_Instructions for the task:_ Copy the passage of the Joyce Pensato review from "Having recently relocated" up to and including "a Renoir-lite palette.", word for word.

-- Start Quoted passage --

Monday, January 16, 2012

Joyce Pensato ‘Batman Returns’ Friedrich Petzel Gallery


1996, the year Joyce Pensato made her penultimate Batman drawings and paintings, was sandwiched between Joel Schumacher’s Batman Forever from 1995 and Batman and Robin from 1997. Batman, in both popular cinema and in Joyce Pensato’s new work at Friedrich Petzel, has been revived, with deleterious results in at least one instance. Luckily, Pensato has not fallen into Arnold Schwarzenegger’s Ice Man territory, but implements a gestural pop sensibility to a satisfying effect. Pensato’s new paintings, drawings and studio objects play to her fascination with popular and underground culture. 
Having recently relocated from her Williamsburg studio, Pensato has chosen to display studio props and photographs alongside her paintings and drawings of Batman, Homer Simpson and Krazy Kat. K-Mart sculptures of Homer, stuffed dolls and Halloween masks are jumbled next to photographs of Boston Terriers, Robert De Niro as Jake LaMotta and cartoons. The objects have been sprayed, or bathed, by the arterial gush of Pensato’s black and white enamel paint. The life-sized Christmas Santa and plush bunny rabbits have been deeply tarnished by years of layering of turpentine, paint and charcoal dust. A few of the new paintings and pastel drawings move away from her standard black and white towards a Renoir-lite palette.

-- End Quoted passage --
-- Start Given material --

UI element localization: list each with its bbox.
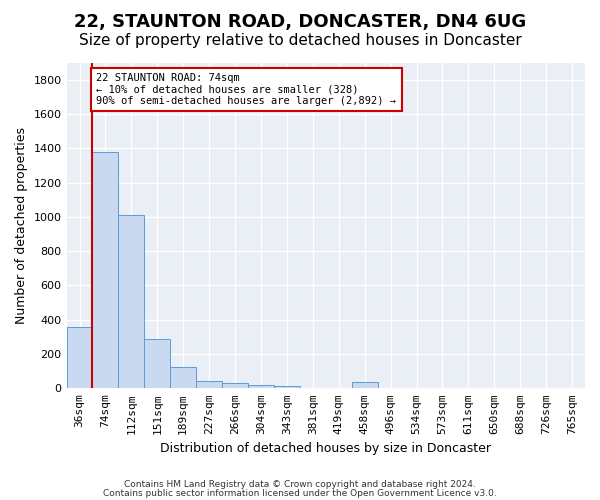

-- End Given material --

_The completed task:_
Having recently relocated from her Williamsburg studio, Pensato has chosen to display studio props and photographs alongside her paintings and drawings of Batman, Homer Simpson and Krazy Kat. K-Mart sculptures of Homer, stuffed dolls and Halloween masks are jumbled next to photographs of Boston Terriers, Robert De Niro as Jake LaMotta and cartoons. The objects have been sprayed, or bathed, by the arterial gush of Pensato’s black and white enamel paint. The life-sized Christmas Santa and plush bunny rabbits have been deeply tarnished by years of layering of turpentine, paint and charcoal dust. A few of the new paintings and pastel drawings move away from her standard black and white towards a Renoir-lite palette.